- INSTRUCTIONS TO FOLLOW
Nothing other than the lines from the one containing "Convert this document image to plain text." through the close of the entries below should be printed, each exactly.

(Saved entries)

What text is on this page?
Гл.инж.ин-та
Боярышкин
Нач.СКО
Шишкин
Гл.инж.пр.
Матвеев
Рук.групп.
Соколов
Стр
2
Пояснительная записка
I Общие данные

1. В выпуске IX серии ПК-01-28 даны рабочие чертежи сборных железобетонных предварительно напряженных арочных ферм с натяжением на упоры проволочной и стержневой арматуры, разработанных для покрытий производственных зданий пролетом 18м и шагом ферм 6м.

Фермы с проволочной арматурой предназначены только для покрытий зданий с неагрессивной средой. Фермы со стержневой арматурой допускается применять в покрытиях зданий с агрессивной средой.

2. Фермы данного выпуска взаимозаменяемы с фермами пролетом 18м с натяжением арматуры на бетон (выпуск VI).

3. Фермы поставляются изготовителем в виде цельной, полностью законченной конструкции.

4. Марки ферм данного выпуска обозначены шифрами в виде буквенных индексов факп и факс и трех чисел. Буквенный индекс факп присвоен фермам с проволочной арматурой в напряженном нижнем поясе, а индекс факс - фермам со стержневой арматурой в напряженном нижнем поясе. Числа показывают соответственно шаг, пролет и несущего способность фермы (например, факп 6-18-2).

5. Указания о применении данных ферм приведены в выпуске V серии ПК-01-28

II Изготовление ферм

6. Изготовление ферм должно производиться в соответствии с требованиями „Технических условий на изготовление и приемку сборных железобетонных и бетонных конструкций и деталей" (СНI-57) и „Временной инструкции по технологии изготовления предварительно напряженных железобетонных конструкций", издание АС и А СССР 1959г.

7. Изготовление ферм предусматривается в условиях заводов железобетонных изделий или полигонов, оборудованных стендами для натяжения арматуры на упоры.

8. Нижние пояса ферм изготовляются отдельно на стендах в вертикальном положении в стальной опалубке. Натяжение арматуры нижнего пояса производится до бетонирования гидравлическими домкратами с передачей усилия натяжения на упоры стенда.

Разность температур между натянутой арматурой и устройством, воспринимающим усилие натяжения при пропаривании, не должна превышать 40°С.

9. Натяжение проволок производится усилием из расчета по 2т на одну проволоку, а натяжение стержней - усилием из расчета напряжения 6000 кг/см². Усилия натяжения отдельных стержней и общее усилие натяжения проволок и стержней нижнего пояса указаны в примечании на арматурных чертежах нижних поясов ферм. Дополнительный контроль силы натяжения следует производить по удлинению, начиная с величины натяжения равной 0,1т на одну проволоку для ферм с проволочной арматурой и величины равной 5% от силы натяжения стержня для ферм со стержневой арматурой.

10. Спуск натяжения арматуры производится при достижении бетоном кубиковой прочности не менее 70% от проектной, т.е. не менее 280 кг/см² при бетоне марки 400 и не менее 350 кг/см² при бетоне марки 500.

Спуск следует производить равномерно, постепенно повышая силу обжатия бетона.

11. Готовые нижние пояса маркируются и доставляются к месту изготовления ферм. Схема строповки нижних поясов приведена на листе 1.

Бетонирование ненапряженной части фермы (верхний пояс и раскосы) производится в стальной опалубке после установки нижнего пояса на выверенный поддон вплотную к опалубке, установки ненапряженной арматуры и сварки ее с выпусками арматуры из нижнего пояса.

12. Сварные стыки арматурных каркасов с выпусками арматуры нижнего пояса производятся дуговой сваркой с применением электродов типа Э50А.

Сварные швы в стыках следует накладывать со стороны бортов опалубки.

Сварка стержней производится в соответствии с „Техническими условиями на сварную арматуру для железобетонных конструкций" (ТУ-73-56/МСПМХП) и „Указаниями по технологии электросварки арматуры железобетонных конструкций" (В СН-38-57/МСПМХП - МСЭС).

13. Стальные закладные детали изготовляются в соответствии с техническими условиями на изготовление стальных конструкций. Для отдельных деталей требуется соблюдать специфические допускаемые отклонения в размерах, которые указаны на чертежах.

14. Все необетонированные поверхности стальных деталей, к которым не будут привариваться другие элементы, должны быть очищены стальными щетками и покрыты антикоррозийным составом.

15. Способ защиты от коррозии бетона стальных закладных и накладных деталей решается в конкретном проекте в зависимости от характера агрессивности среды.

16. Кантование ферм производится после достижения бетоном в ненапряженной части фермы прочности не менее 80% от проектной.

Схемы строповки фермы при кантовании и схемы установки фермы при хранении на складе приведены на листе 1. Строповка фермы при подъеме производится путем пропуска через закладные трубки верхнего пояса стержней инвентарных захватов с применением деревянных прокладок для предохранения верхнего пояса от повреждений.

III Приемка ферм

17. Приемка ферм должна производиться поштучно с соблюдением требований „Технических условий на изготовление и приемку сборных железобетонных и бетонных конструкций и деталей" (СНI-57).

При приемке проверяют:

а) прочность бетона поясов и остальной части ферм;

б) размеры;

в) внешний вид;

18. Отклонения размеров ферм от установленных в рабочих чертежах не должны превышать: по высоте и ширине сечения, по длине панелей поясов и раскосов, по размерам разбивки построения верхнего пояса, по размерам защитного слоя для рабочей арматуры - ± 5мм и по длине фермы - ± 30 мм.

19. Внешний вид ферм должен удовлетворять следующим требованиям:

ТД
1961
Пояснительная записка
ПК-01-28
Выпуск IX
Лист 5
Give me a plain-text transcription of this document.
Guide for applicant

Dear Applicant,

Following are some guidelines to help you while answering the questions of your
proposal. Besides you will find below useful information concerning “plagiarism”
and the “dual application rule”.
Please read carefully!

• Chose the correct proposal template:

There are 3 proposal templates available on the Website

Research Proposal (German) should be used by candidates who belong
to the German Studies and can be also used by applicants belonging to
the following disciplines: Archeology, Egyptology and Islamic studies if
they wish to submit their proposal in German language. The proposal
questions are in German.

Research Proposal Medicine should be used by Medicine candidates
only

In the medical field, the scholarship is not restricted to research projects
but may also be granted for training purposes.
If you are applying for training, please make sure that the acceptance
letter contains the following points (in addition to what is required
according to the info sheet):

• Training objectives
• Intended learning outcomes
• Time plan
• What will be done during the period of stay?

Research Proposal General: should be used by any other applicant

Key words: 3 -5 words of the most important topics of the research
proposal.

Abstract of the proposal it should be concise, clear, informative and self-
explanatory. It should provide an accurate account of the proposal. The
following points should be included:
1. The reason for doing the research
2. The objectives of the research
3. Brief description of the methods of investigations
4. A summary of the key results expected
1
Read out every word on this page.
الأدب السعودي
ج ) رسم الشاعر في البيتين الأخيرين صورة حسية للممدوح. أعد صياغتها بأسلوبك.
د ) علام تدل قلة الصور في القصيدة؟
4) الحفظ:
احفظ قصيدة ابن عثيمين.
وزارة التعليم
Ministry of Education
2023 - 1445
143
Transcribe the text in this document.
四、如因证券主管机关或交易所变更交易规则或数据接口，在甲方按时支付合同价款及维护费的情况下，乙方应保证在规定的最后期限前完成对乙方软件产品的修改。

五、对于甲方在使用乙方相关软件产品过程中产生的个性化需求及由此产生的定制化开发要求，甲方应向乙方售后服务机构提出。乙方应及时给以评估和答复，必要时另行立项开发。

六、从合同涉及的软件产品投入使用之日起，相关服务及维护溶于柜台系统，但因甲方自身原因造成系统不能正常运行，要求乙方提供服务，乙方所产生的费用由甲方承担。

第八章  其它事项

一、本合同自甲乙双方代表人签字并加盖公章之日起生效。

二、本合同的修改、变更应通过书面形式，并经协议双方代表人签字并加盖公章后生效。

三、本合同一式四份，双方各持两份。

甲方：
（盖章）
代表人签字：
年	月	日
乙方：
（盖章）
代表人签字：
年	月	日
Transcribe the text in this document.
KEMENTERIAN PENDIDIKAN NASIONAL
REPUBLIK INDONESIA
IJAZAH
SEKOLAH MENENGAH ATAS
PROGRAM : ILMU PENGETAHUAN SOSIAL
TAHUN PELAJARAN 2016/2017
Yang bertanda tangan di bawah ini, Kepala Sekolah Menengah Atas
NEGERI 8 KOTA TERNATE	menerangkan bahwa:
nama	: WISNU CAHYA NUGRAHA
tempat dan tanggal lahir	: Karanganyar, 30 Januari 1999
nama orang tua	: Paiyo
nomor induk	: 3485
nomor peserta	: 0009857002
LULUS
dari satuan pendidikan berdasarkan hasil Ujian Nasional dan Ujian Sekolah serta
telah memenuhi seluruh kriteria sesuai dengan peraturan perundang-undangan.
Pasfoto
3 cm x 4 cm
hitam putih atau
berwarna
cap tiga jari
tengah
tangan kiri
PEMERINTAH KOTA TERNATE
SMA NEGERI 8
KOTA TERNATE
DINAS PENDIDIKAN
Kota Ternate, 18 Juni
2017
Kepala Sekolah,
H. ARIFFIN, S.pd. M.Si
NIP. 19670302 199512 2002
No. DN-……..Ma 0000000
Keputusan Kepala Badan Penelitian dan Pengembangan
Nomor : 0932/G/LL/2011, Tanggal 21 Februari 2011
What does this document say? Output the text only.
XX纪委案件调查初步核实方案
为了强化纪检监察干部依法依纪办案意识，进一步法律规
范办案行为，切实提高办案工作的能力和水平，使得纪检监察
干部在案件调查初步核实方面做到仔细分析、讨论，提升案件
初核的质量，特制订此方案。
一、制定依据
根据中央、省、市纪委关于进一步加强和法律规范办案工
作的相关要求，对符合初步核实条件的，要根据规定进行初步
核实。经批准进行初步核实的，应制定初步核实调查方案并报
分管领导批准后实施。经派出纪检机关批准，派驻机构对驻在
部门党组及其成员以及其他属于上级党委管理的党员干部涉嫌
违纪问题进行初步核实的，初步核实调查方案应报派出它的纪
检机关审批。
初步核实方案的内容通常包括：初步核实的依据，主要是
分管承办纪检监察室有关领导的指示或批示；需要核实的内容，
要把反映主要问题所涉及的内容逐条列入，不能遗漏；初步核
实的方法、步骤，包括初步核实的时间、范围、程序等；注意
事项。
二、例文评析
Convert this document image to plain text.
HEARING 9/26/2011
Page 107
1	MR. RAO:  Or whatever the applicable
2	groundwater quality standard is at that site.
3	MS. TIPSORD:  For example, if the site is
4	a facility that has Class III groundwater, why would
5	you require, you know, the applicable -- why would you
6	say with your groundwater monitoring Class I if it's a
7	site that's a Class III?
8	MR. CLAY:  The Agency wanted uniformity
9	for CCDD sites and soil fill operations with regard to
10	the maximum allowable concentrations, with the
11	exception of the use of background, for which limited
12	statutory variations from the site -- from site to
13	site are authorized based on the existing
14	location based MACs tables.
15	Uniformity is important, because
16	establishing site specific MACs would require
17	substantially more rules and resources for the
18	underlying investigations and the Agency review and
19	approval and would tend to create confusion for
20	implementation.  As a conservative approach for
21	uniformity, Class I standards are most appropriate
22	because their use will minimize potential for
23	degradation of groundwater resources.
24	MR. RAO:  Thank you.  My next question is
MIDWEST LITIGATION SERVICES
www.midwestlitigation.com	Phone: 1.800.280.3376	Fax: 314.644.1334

- EXERCISE RESPONSE
Convert this document image to plain text.
HEARING 9/26/2011
Page 107
1	MR. RAO:  Or whatever the applicable
2	groundwater quality standard is at that site.
3	MS. TIPSORD:  For example, if the site is
4	a facility that has Class III groundwater, why would
5	you require, you know, the applicable -- why would you
6	say with your groundwater monitoring Class I if it's a
7	site that's a Class III?
8	MR. CLAY:  The Agency wanted uniformity
9	for CCDD sites and soil fill operations with regard to
10	the maximum allowable concentrations, with the
11	exception of the use of background, for which limited
12	statutory variations from the site -- from site to
13	site are authorized based on the existing
14	location based MACs tables.
15	Uniformity is important, because
16	establishing site specific MACs would require
17	substantially more rules and resources for the
18	underlying investigations and the Agency review and
19	approval and would tend to create confusion for
20	implementation.  As a conservative approach for
21	uniformity, Class I standards are most appropriate
22	because their use will minimize potential for
23	degradation of groundwater resources.
24	MR. RAO:  Thank you.  My next question is
MIDWEST LITIGATION SERVICES
www.midwestlitigation.com	Phone: 1.800.280.3376	Fax: 314.644.1334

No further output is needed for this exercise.